Restate, word for word, all of the material shown below.
START Extracted information
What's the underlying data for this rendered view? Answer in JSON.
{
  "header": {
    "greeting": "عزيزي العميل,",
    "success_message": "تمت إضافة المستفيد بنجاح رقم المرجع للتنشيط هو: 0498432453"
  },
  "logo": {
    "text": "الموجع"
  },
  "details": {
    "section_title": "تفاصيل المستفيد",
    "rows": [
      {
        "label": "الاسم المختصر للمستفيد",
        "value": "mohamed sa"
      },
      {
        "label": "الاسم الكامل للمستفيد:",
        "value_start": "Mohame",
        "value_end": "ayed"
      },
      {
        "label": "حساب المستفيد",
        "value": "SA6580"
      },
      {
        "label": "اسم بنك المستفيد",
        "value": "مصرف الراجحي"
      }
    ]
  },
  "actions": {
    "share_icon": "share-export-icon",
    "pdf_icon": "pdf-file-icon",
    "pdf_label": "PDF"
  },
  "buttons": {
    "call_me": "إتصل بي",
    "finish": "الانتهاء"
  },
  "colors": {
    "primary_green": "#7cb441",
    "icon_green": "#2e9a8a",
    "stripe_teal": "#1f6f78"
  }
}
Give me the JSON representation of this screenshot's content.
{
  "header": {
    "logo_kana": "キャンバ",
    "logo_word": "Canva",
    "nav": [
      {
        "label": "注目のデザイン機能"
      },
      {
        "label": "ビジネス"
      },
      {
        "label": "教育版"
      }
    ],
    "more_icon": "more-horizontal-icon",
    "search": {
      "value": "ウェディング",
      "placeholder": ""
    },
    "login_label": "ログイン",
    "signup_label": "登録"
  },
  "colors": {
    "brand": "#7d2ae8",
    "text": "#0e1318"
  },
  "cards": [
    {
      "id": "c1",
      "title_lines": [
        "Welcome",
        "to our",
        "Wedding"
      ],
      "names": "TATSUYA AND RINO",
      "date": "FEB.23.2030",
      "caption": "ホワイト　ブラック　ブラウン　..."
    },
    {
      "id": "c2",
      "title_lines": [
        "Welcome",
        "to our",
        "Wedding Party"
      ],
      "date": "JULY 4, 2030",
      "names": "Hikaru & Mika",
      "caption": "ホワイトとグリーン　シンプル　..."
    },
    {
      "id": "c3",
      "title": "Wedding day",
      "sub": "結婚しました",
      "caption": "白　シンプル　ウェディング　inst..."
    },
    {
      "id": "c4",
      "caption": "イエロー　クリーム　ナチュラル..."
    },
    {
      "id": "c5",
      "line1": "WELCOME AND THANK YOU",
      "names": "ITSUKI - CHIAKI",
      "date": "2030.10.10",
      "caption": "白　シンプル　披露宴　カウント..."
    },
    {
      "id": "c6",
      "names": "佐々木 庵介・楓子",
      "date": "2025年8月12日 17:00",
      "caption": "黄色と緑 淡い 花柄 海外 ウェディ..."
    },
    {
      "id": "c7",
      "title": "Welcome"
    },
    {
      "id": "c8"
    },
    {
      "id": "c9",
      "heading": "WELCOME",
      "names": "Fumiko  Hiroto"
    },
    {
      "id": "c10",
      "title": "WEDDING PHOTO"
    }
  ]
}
END Extracted information
Exercise result:
What's the underlying data for this rendered view? Answer in JSON.
{
  "header": {
    "greeting": "عزيزي العميل,",
    "success_message": "تمت إضافة المستفيد بنجاح رقم المرجع للتنشيط هو: 0498432453"
  },
  "logo": {
    "text": "الموجع"
  },
  "details": {
    "section_title": "تفاصيل المستفيد",
    "rows": [
      {
        "label": "الاسم المختصر للمستفيد",
        "value": "mohamed sa"
      },
      {
        "label": "الاسم الكامل للمستفيد:",
        "value_start": "Mohame",
        "value_end": "ayed"
      },
      {
        "label": "حساب المستفيد",
        "value": "SA6580"
      },
      {
        "label": "اسم بنك المستفيد",
        "value": "مصرف الراجحي"
      }
    ]
  },
  "actions": {
    "share_icon": "share-export-icon",
    "pdf_icon": "pdf-file-icon",
    "pdf_label": "PDF"
  },
  "buttons": {
    "call_me": "إتصل بي",
    "finish": "الانتهاء"
  },
  "colors": {
    "primary_green": "#7cb441",
    "icon_green": "#2e9a8a",
    "stripe_teal": "#1f6f78"
  }
}
Give me the JSON representation of this screenshot's content.
{
  "header": {
    "logo_kana": "キャンバ",
    "logo_word": "Canva",
    "nav": [
      {
        "label": "注目のデザイン機能"
      },
      {
        "label": "ビジネス"
      },
      {
        "label": "教育版"
      }
    ],
    "more_icon": "more-horizontal-icon",
    "search": {
      "value": "ウェディング",
      "placeholder": ""
    },
    "login_label": "ログイン",
    "signup_label": "登録"
  },
  "colors": {
    "brand": "#7d2ae8",
    "text": "#0e1318"
  },
  "cards": [
    {
      "id": "c1",
      "title_lines": [
        "Welcome",
        "to our",
        "Wedding"
      ],
      "names": "TATSUYA AND RINO",
      "date": "FEB.23.2030",
      "caption": "ホワイト　ブラック　ブラウン　..."
    },
    {
      "id": "c2",
      "title_lines": [
        "Welcome",
        "to our",
        "Wedding Party"
      ],
      "date": "JULY 4, 2030",
      "names": "Hikaru & Mika",
      "caption": "ホワイトとグリーン　シンプル　..."
    },
    {
      "id": "c3",
      "title": "Wedding day",
      "sub": "結婚しました",
      "caption": "白　シンプル　ウェディング　inst..."
    },
    {
      "id": "c4",
      "caption": "イエロー　クリーム　ナチュラル..."
    },
    {
      "id": "c5",
      "line1": "WELCOME AND THANK YOU",
      "names": "ITSUKI - CHIAKI",
      "date": "2030.10.10",
      "caption": "白　シンプル　披露宴　カウント..."
    },
    {
      "id": "c6",
      "names": "佐々木 庵介・楓子",
      "date": "2025年8月12日 17:00",
      "caption": "黄色と緑 淡い 花柄 海外 ウェディ..."
    },
    {
      "id": "c7",
      "title": "Welcome"
    },
    {
      "id": "c8"
    },
    {
      "id": "c9",
      "heading": "WELCOME",
      "names": "Fumiko  Hiroto"
    },
    {
      "id": "c10",
      "title": "WEDDING PHOTO"
    }
  ]
}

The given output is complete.